Building the pipeline of female leaders in energy

Introduction

It’s a turbulent time in the UK energy industry. The dramatic fall in oil prices, the reduction in subsidies for renewables and uncertainty surrounding the UK’s nuclear projects have all played a part.

However, one thing has stayed the same; the very low proportion of women in senior positions in UK energy companies.

The latest analysis shows that despite widespread recognition of the benefits of gender equality, there has been a marked lack of progress in the number of females in senior energy positions over the last 12 months. However everyone we have spoken to acknowledges that things can and need to change.

“When we launched our Igniting Change report last year there was widespread shock at the low numbers recorded and recognition of the strong focus needed to drive change across organisations, from developing a sustainable pipeline of young women recruits to strong female leaders."

| Given request A |
Copy the passage on female leaders in energy word for word, starting with "Introduction" and going on through "UK energy companies.".
The text and the records come from unrelated sources.

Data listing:
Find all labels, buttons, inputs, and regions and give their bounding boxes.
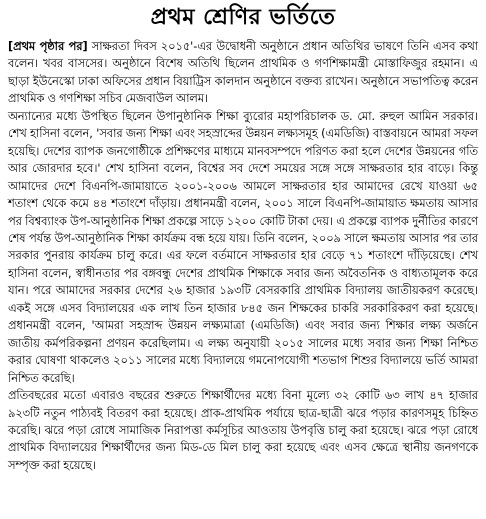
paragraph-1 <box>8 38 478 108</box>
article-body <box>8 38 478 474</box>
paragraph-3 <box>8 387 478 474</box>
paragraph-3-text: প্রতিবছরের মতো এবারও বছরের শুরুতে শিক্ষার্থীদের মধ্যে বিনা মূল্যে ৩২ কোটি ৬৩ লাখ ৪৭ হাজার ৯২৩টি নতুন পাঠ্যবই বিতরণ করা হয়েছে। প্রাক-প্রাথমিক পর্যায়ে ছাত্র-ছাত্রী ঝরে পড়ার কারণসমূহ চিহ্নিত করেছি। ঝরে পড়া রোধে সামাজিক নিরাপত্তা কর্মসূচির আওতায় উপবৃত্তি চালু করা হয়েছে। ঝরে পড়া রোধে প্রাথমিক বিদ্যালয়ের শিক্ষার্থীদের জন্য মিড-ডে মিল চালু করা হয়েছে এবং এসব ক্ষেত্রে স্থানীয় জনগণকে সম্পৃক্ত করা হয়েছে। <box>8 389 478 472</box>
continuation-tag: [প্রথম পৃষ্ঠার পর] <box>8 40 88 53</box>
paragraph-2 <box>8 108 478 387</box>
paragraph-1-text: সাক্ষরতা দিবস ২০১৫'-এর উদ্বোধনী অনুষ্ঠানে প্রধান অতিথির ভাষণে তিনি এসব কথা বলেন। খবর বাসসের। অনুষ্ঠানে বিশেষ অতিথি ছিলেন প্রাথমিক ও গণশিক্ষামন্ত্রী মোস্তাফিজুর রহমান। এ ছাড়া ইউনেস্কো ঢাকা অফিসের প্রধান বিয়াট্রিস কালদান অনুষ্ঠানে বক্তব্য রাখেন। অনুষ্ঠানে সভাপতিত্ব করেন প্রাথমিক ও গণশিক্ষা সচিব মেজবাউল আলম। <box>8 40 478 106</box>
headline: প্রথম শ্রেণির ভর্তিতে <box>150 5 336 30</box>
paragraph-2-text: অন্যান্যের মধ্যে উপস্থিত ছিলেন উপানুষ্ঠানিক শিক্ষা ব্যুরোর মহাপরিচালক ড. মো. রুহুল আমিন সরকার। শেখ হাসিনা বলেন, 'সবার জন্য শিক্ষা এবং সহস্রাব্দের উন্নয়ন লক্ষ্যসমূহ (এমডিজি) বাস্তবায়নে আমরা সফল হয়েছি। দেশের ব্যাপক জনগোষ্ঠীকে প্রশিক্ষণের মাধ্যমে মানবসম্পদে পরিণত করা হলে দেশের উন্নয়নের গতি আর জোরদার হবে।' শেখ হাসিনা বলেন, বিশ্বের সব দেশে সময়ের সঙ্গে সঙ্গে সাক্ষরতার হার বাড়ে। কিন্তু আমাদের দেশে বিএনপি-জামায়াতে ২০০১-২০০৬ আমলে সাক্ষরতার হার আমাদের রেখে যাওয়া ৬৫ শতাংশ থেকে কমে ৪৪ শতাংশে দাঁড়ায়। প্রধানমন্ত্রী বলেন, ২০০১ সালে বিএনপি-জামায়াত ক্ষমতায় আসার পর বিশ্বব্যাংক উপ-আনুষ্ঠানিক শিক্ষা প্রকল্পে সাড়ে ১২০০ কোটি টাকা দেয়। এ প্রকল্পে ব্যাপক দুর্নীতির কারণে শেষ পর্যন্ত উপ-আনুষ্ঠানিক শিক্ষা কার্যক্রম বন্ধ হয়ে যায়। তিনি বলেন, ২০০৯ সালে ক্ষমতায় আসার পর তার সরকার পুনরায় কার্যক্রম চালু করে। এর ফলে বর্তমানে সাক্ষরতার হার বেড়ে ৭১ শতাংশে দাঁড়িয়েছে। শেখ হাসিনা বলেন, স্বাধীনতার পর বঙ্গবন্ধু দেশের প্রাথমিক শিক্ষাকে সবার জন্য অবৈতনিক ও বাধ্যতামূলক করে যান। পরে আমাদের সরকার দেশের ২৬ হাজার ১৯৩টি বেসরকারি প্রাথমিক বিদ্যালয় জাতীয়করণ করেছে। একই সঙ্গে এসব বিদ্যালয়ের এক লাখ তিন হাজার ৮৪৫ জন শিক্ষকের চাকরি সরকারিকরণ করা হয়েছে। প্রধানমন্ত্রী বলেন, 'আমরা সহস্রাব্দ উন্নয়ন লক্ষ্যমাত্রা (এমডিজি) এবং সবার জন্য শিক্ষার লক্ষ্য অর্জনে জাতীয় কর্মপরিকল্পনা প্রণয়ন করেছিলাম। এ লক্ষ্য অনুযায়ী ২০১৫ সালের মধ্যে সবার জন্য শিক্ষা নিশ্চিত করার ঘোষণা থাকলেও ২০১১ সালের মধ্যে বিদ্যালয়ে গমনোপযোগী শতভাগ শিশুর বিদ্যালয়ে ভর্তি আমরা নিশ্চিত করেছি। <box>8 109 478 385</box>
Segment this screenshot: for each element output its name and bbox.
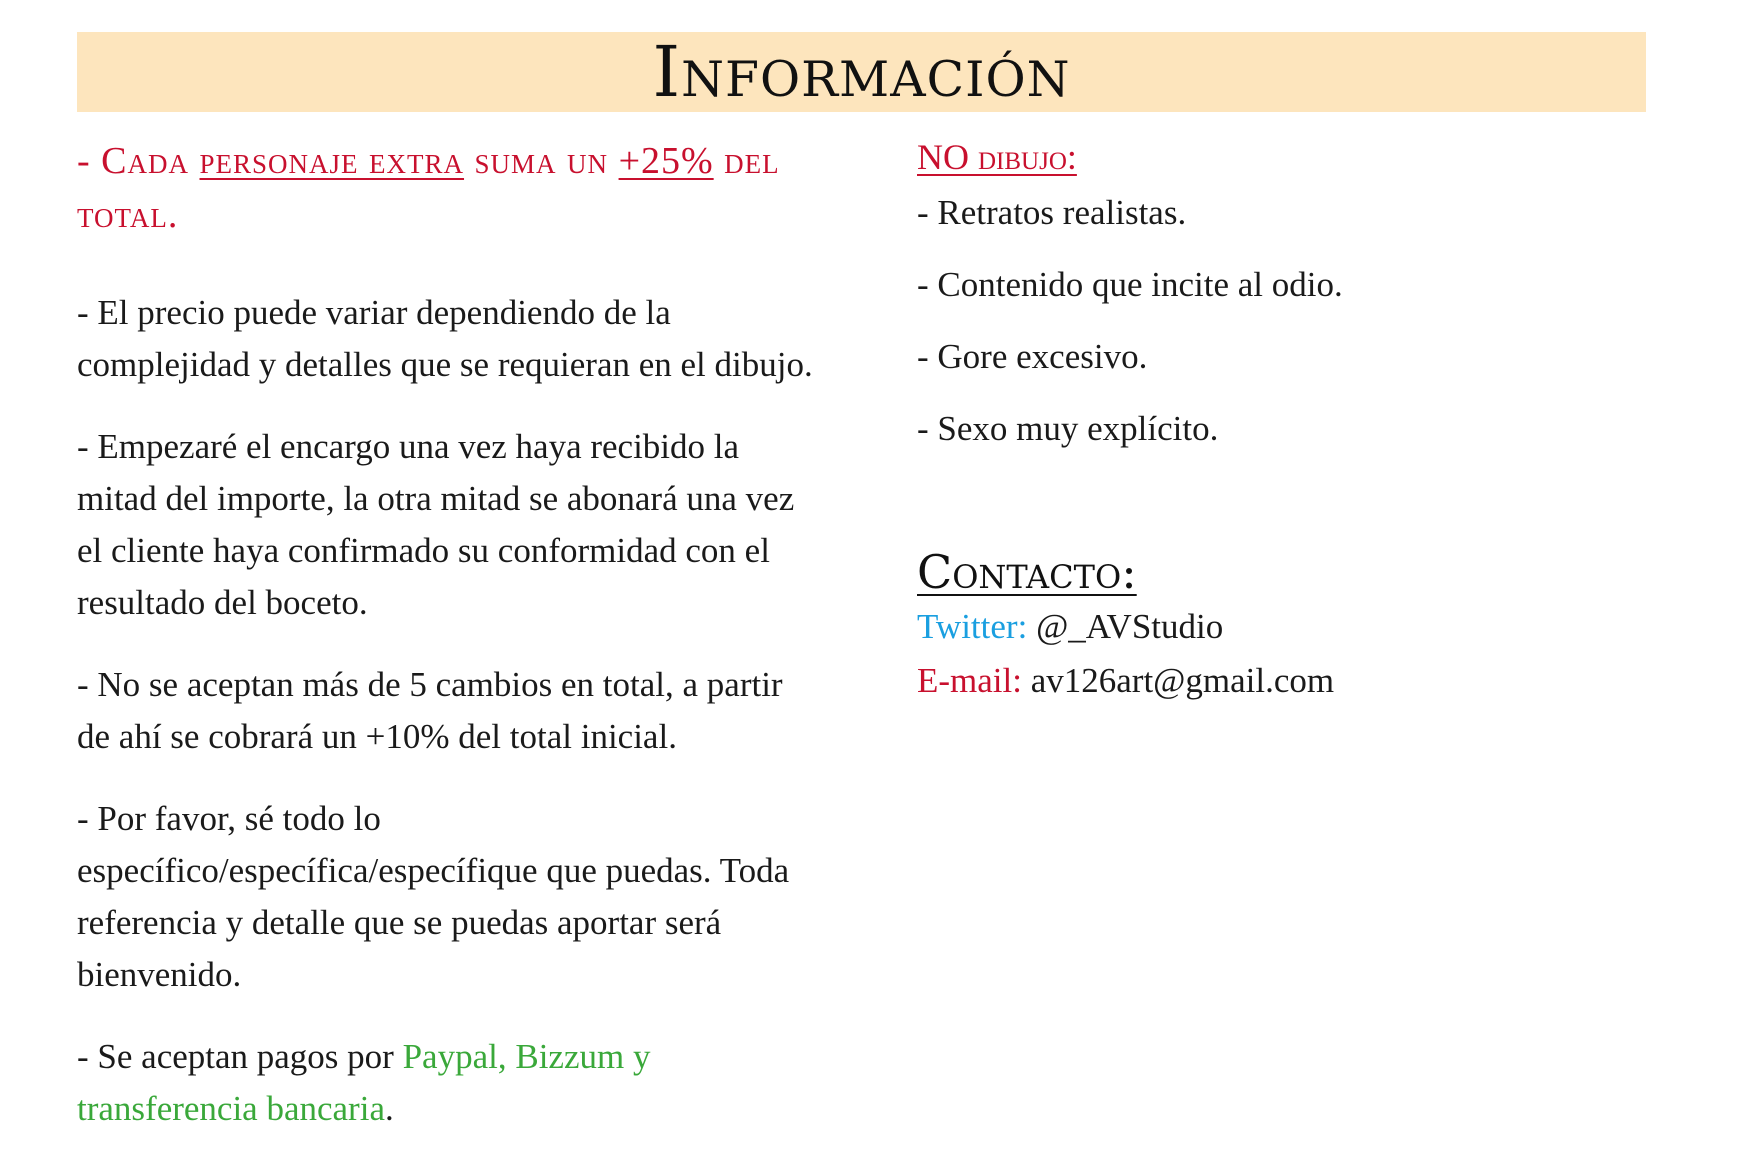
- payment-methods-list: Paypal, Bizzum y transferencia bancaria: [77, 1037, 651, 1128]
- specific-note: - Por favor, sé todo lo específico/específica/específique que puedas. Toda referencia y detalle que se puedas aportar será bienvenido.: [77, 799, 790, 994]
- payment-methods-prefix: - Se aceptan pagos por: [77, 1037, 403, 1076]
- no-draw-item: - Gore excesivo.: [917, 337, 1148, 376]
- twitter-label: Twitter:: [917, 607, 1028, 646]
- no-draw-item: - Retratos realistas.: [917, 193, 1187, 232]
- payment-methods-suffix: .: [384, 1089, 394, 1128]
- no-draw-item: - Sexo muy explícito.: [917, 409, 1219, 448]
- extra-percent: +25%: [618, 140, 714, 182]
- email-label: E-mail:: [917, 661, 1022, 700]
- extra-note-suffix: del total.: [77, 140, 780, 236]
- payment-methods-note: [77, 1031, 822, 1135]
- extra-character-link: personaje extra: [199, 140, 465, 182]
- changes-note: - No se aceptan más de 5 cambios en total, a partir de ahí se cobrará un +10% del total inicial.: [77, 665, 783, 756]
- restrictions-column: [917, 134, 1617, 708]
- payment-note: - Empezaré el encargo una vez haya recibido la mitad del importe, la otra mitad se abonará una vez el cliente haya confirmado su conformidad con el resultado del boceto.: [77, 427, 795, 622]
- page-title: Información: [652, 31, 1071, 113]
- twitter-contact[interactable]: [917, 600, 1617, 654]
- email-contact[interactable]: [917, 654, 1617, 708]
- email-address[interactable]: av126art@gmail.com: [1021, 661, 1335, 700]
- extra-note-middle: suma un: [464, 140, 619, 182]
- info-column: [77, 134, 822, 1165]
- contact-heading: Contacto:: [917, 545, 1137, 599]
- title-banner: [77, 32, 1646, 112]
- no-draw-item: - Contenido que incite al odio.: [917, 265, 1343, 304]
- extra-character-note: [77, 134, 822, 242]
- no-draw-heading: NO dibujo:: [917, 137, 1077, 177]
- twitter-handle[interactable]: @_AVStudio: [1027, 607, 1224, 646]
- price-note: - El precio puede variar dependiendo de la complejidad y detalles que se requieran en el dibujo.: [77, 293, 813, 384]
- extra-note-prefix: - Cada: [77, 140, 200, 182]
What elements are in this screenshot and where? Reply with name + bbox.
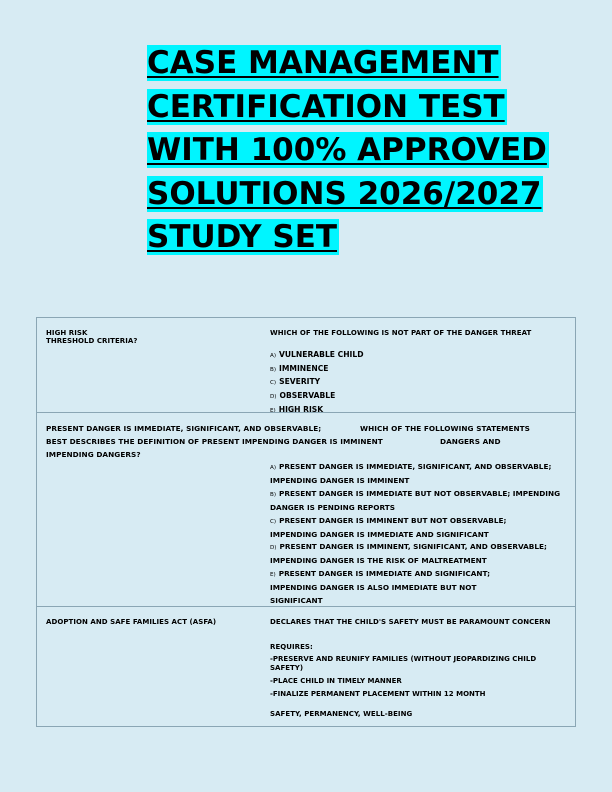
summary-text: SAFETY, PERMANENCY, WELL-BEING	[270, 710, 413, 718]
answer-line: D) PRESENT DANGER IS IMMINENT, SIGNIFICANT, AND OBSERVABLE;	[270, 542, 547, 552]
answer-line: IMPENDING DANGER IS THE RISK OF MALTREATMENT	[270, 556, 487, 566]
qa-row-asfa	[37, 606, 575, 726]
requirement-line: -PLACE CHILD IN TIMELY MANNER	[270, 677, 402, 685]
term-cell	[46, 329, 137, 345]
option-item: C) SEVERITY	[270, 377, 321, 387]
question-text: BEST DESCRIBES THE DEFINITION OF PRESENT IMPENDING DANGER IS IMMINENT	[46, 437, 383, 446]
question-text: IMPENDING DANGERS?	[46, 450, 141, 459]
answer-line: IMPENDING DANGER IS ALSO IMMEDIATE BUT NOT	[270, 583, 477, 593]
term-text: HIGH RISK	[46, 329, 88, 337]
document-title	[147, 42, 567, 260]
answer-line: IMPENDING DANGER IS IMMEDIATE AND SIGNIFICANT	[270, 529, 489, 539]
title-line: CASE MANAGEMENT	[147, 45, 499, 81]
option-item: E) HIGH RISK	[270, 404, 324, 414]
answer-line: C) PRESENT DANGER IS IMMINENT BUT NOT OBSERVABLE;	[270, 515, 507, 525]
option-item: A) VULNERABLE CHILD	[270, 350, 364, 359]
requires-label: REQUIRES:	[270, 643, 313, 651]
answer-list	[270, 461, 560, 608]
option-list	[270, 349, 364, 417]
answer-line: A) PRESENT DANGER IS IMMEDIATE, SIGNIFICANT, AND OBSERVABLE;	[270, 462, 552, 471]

| Given request B |
Rewrite the records starting with the line with "paragraph-1 <box>8 38 478 108</box>" and going on through the line with "headline: প্রথম শ্রেণির", replacing "article-body" with "main-content" and leaving everything else as it is. Give only those lines.

| Answer A |
Introduction

It’s a turbulent time in the UK energy industry. The dramatic fall in oil prices, the reduction in subsidies for renewables and uncertainty surrounding the UK’s nuclear projects have all played a part.

However, one thing has stayed the same; the very low proportion of women in senior positions in UK energy companies.

| Answer B |
paragraph-1 <box>8 38 478 108</box>
main-content <box>8 38 478 474</box>
paragraph-3 <box>8 387 478 474</box>
paragraph-3-text: প্রতিবছরের মতো এবারও বছরের শুরুতে শিক্ষার্থীদের মধ্যে বিনা মূল্যে ৩২ কোটি ৬৩ লাখ ৪৭ হাজার ৯২৩টি নতুন পাঠ্যবই বিতরণ করা হয়েছে। প্রাক-প্রাথমিক পর্যায়ে ছাত্র-ছাত্রী ঝরে পড়ার কারণসমূহ চিহ্নিত করেছি। ঝরে পড়া রোধে সামাজিক নিরাপত্তা কর্মসূচির আওতায় উপবৃত্তি চালু করা হয়েছে। ঝরে পড়া রোধে প্রাথমিক বিদ্যালয়ের শিক্ষার্থীদের জন্য মিড-ডে মিল চালু করা হয়েছে এবং এসব ক্ষেত্রে স্থানীয় জনগণকে সম্পৃক্ত করা হয়েছে। <box>8 389 478 472</box>
continuation-tag: [প্রথম পৃষ্ঠার পর] <box>8 40 88 53</box>
paragraph-2 <box>8 108 478 387</box>
paragraph-1-text: সাক্ষরতা দিবস ২০১৫'-এর উদ্বোধনী অনুষ্ঠানে প্রধান অতিথির ভাষণে তিনি এসব কথা বলেন। খবর বাসসের। অনুষ্ঠানে বিশেষ অতিথি ছিলেন প্রাথমিক ও গণশিক্ষামন্ত্রী মোস্তাফিজুর রহমান। এ ছাড়া ইউনেস্কো ঢাকা অফিসের প্রধান বিয়াট্রিস কালদান অনুষ্ঠানে বক্তব্য রাখেন। অনুষ্ঠানে সভাপতিত্ব করেন প্রাথমিক ও গণশিক্ষা সচিব মেজবাউল আলম। <box>8 40 478 106</box>
headline: প্রথম শ্রেণির ভর্তিতে <box>150 5 336 30</box>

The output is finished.